◆ **EXERCISE OBJECTIVE**:
Copy the records below exactly as they are written.

# # #

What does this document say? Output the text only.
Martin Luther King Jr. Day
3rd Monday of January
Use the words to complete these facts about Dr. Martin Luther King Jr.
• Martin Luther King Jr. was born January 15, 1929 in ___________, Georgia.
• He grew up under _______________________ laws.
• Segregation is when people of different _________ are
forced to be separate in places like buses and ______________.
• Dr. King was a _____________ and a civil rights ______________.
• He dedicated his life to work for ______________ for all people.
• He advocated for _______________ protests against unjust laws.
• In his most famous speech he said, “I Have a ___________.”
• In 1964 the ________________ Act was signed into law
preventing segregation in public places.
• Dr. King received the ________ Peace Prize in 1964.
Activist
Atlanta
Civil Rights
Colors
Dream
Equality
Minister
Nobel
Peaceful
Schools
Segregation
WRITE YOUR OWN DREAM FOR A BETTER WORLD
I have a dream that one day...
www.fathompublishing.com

# # #

◆ **FULL OUTPUT**:
What does this document say? Output the text only.
Martin Luther King Jr. Day
3rd Monday of January
Use the words to complete these facts about Dr. Martin Luther King Jr.
• Martin Luther King Jr. was born January 15, 1929 in ___________, Georgia.
• He grew up under _______________________ laws.
• Segregation is when people of different _________ are
forced to be separate in places like buses and ______________.
• Dr. King was a _____________ and a civil rights ______________.
• He dedicated his life to work for ______________ for all people.
• He advocated for _______________ protests against unjust laws.
• In his most famous speech he said, “I Have a ___________.”
• In 1964 the ________________ Act was signed into law
preventing segregation in public places.
• Dr. King received the ________ Peace Prize in 1964.
Activist
Atlanta
Civil Rights
Colors
Dream
Equality
Minister
Nobel
Peaceful
Schools
Segregation
WRITE YOUR OWN DREAM FOR A BETTER WORLD
I have a dream that one day...
www.fathompublishing.com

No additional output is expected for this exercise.